* Begin RECORDED DATA *

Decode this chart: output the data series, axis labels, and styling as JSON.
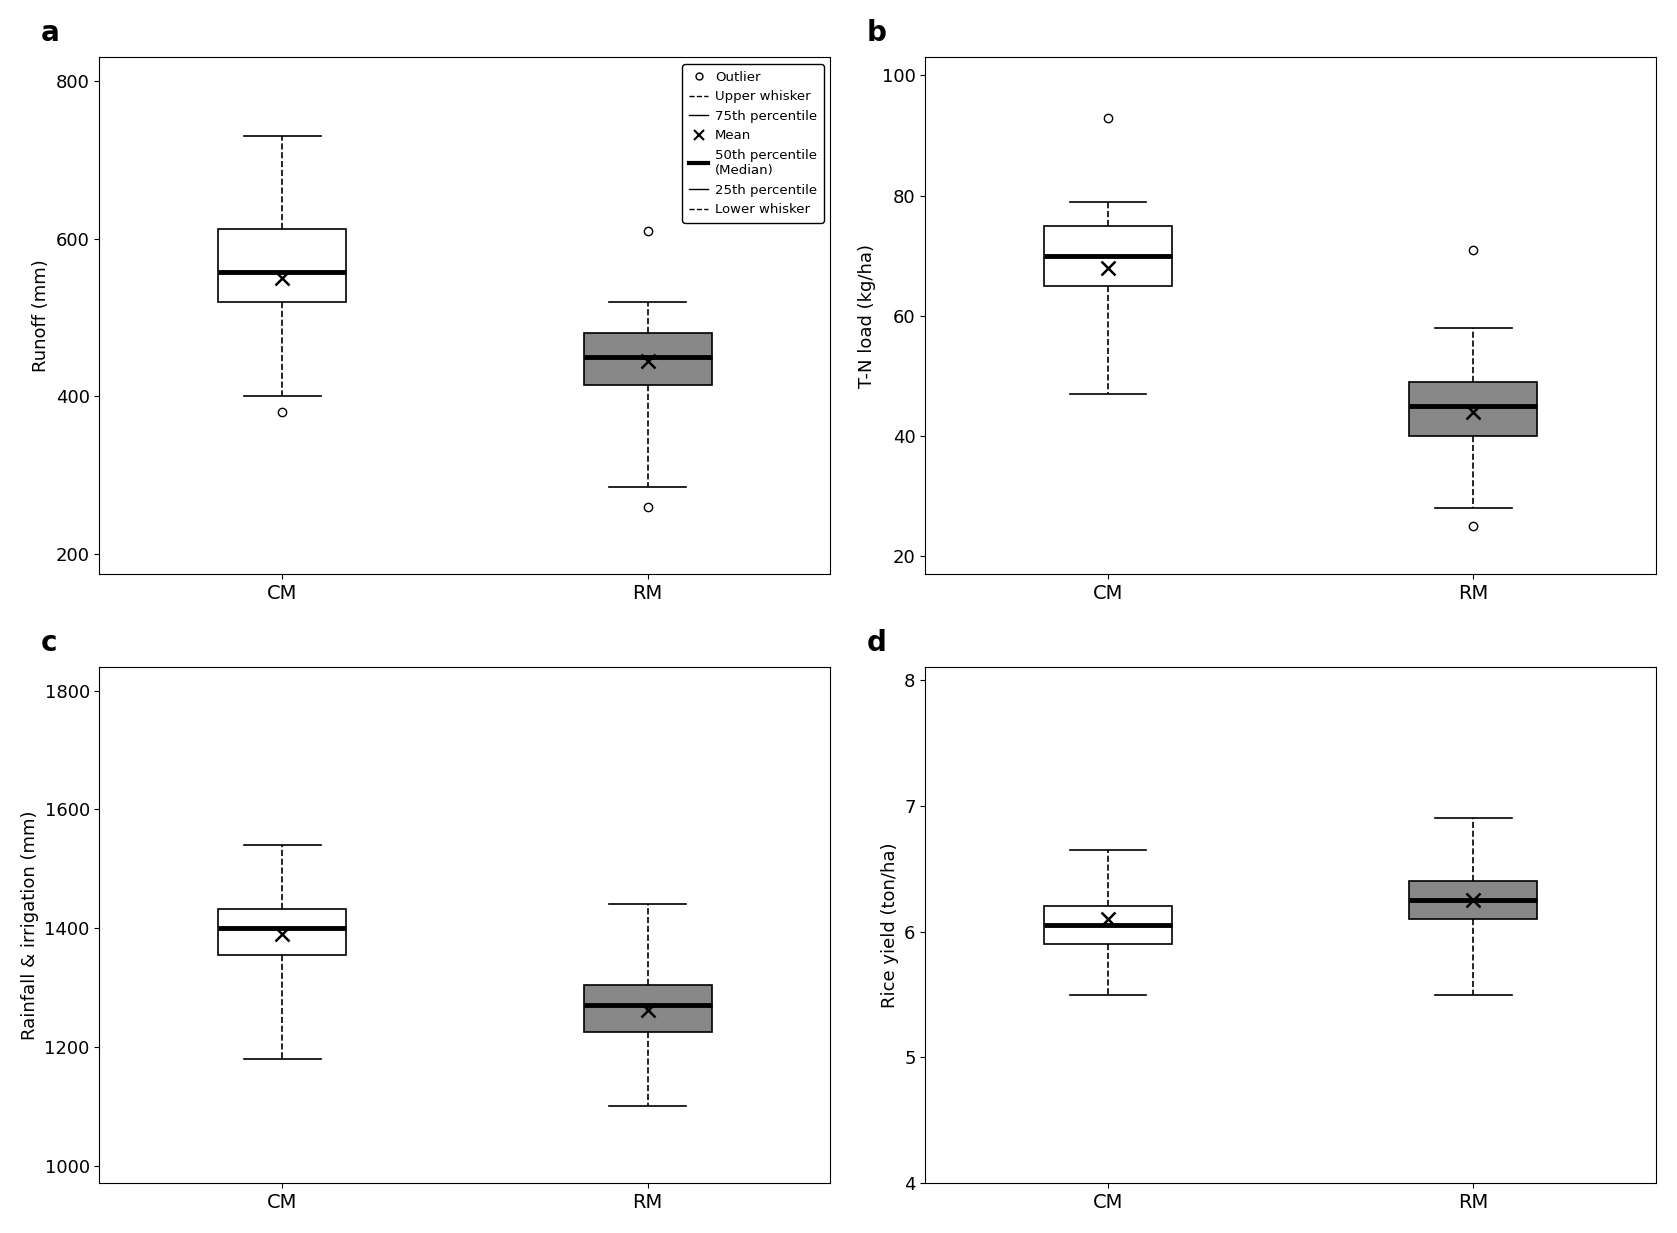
{
  "panels": [
    {
      "label": "a",
      "ylabel": "Runoff (mm)",
      "ylim": [
        175,
        830
      ],
      "yticks": [
        200,
        400,
        600,
        800
      ],
      "boxes": [
        {
          "name": "CM",
          "q1": 520,
          "median": 558,
          "q3": 612,
          "mean": 550,
          "whisker_low": 400,
          "whisker_high": 730,
          "outliers": [
            380
          ],
          "color": "white"
        },
        {
          "name": "RM",
          "q1": 415,
          "median": 450,
          "q3": 480,
          "mean": 445,
          "whisker_low": 285,
          "whisker_high": 520,
          "outliers": [
            260,
            610
          ],
          "color": "#888888"
        }
      ],
      "legend": true
    },
    {
      "label": "b",
      "ylabel": "T-N load (kg/ha)",
      "ylim": [
        17,
        103
      ],
      "yticks": [
        20,
        40,
        60,
        80,
        100
      ],
      "boxes": [
        {
          "name": "CM",
          "q1": 65,
          "median": 70,
          "q3": 75,
          "mean": 68,
          "whisker_low": 47,
          "whisker_high": 79,
          "outliers": [
            93
          ],
          "color": "white"
        },
        {
          "name": "RM",
          "q1": 40,
          "median": 45,
          "q3": 49,
          "mean": 44,
          "whisker_low": 28,
          "whisker_high": 58,
          "outliers": [
            25,
            71
          ],
          "color": "#888888"
        }
      ],
      "legend": false
    },
    {
      "label": "c",
      "ylabel": "Rainfall & irrigation (mm)",
      "ylim": [
        970,
        1840
      ],
      "yticks": [
        1000,
        1200,
        1400,
        1600,
        1800
      ],
      "boxes": [
        {
          "name": "CM",
          "q1": 1355,
          "median": 1400,
          "q3": 1432,
          "mean": 1390,
          "whisker_low": 1180,
          "whisker_high": 1540,
          "outliers": [],
          "color": "white"
        },
        {
          "name": "RM",
          "q1": 1225,
          "median": 1270,
          "q3": 1305,
          "mean": 1263,
          "whisker_low": 1100,
          "whisker_high": 1440,
          "outliers": [],
          "color": "#888888"
        }
      ],
      "legend": false
    },
    {
      "label": "d",
      "ylabel": "Rice yield (ton/ha)",
      "ylim": [
        4.1,
        8.1
      ],
      "yticks": [
        4,
        5,
        6,
        7,
        8
      ],
      "boxes": [
        {
          "name": "CM",
          "q1": 5.9,
          "median": 6.05,
          "q3": 6.2,
          "mean": 6.1,
          "whisker_low": 5.5,
          "whisker_high": 6.65,
          "outliers": [],
          "color": "white"
        },
        {
          "name": "RM",
          "q1": 6.1,
          "median": 6.25,
          "q3": 6.4,
          "mean": 6.25,
          "whisker_low": 5.5,
          "whisker_high": 6.9,
          "outliers": [],
          "color": "#888888"
        }
      ],
      "legend": false
    }
  ],
  "box_width": 0.35,
  "positions": [
    1,
    2
  ],
  "background_color": "white",
  "legend_items": [
    {
      "label": "Outlier",
      "type": "marker"
    },
    {
      "label": "Upper whisker",
      "type": "whisker_top"
    },
    {
      "label": "75th percentile",
      "type": "box_top"
    },
    {
      "label": "Mean",
      "type": "mean"
    },
    {
      "label": "50th percentile\n(Median)",
      "type": "median"
    },
    {
      "label": "25th percentile",
      "type": "box_bottom"
    },
    {
      "label": "Lower whisker",
      "type": "whisker_bottom"
    }
  ]
}
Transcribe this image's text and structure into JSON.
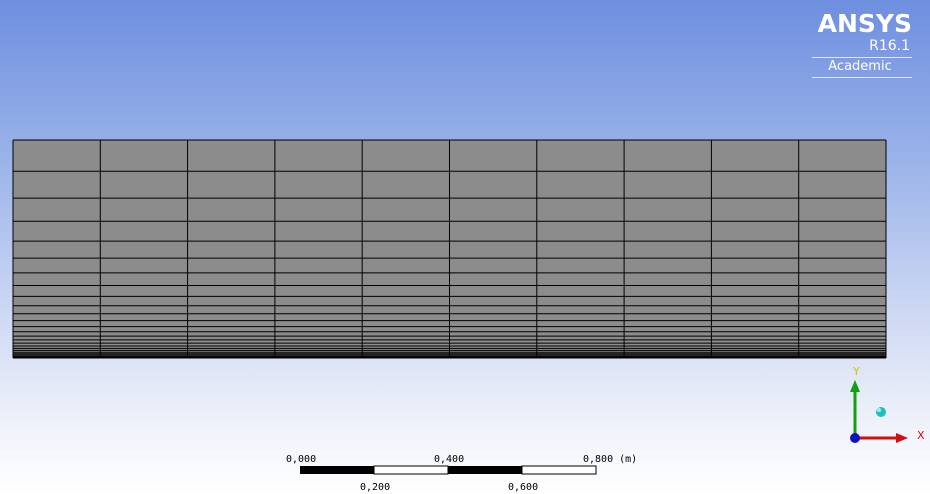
{
  "logo": {
    "brand": "ANSYS",
    "release": "R16.1",
    "edition": "Academic"
  },
  "mesh": {
    "face_color": "#8c8c8c",
    "edge_color": "#000000",
    "column_count": 10,
    "row_count": 25
  },
  "scale": {
    "top_labels": [
      "0,000",
      "0,400",
      "0,800 (m)"
    ],
    "bottom_labels": [
      "0,200",
      "0,600"
    ]
  },
  "triad": {
    "x_label": "X",
    "y_label": "Y",
    "x_color": "#d01010",
    "y_color": "#10a010",
    "z_color": "#1010c0",
    "iso_color": "#20c0c0"
  },
  "colors": {
    "background_top": "#6e8fdf",
    "background_bottom": "#ffffff"
  }
}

* End RECORDED DATA *

GIVEN EXERCISE>
Each line of the material must be retyped exactly, except that images are omitted.

OUTPUT OF THE TASK>
Decode this chart: output the data series, axis labels, and styling as JSON.
{
  "panels": [
    {
      "label": "a",
      "ylabel": "Runoff (mm)",
      "ylim": [
        175,
        830
      ],
      "yticks": [
        200,
        400,
        600,
        800
      ],
      "boxes": [
        {
          "name": "CM",
          "q1": 520,
          "median": 558,
          "q3": 612,
          "mean": 550,
          "whisker_low": 400,
          "whisker_high": 730,
          "outliers": [
            380
          ],
          "color": "white"
        },
        {
          "name": "RM",
          "q1": 415,
          "median": 450,
          "q3": 480,
          "mean": 445,
          "whisker_low": 285,
          "whisker_high": 520,
          "outliers": [
            260,
            610
          ],
          "color": "#888888"
        }
      ],
      "legend": true
    },
    {
      "label": "b",
      "ylabel": "T-N load (kg/ha)",
      "ylim": [
        17,
        103
      ],
      "yticks": [
        20,
        40,
        60,
        80,
        100
      ],
      "boxes": [
        {
          "name": "CM",
          "q1": 65,
          "median": 70,
          "q3": 75,
          "mean": 68,
          "whisker_low": 47,
          "whisker_high": 79,
          "outliers": [
            93
          ],
          "color": "white"
        },
        {
          "name": "RM",
          "q1": 40,
          "median": 45,
          "q3": 49,
          "mean": 44,
          "whisker_low": 28,
          "whisker_high": 58,
          "outliers": [
            25,
            71
          ],
          "color": "#888888"
        }
      ],
      "legend": false
    },
    {
      "label": "c",
      "ylabel": "Rainfall & irrigation (mm)",
      "ylim": [
        970,
        1840
      ],
      "yticks": [
        1000,
        1200,
        1400,
        1600,
        1800
      ],
      "boxes": [
        {
          "name": "CM",
          "q1": 1355,
          "median": 1400,
          "q3": 1432,
          "mean": 1390,
          "whisker_low": 1180,
          "whisker_high": 1540,
          "outliers": [],
          "color": "white"
        },
        {
          "name": "RM",
          "q1": 1225,
          "median": 1270,
          "q3": 1305,
          "mean": 1263,
          "whisker_low": 1100,
          "whisker_high": 1440,
          "outliers": [],
          "color": "#888888"
        }
      ],
      "legend": false
    },
    {
      "label": "d",
      "ylabel": "Rice yield (ton/ha)",
      "ylim": [
        4.1,
        8.1
      ],
      "yticks": [
        4,
        5,
        6,
        7,
        8
      ],
      "boxes": [
        {
          "name": "CM",
          "q1": 5.9,
          "median": 6.05,
          "q3": 6.2,
          "mean": 6.1,
          "whisker_low": 5.5,
          "whisker_high": 6.65,
          "outliers": [],
          "color": "white"
        },
        {
          "name": "RM",
          "q1": 6.1,
          "median": 6.25,
          "q3": 6.4,
          "mean": 6.25,
          "whisker_low": 5.5,
          "whisker_high": 6.9,
          "outliers": [],
          "color": "#888888"
        }
      ],
      "legend": false
    }
  ],
  "box_width": 0.35,
  "positions": [
    1,
    2
  ],
  "background_color": "white",
  "legend_items": [
    {
      "label": "Outlier",
      "type": "marker"
    },
    {
      "label": "Upper whisker",
      "type": "whisker_top"
    },
    {
      "label": "75th percentile",
      "type": "box_top"
    },
    {
      "label": "Mean",
      "type": "mean"
    },
    {
      "label": "50th percentile\n(Median)",
      "type": "median"
    },
    {
      "label": "25th percentile",
      "type": "box_bottom"
    },
    {
      "label": "Lower whisker",
      "type": "whisker_bottom"
    }
  ]
}
Transcribe this image's text and structure into JSON.
{
  "logo": {
    "brand": "ANSYS",
    "release": "R16.1",
    "edition": "Academic"
  },
  "mesh": {
    "face_color": "#8c8c8c",
    "edge_color": "#000000",
    "column_count": 10,
    "row_count": 25
  },
  "scale": {
    "top_labels": [
      "0,000",
      "0,400",
      "0,800 (m)"
    ],
    "bottom_labels": [
      "0,200",
      "0,600"
    ]
  },
  "triad": {
    "x_label": "X",
    "y_label": "Y",
    "x_color": "#d01010",
    "y_color": "#10a010",
    "z_color": "#1010c0",
    "iso_color": "#20c0c0"
  },
  "colors": {
    "background_top": "#6e8fdf",
    "background_bottom": "#ffffff"
  }
}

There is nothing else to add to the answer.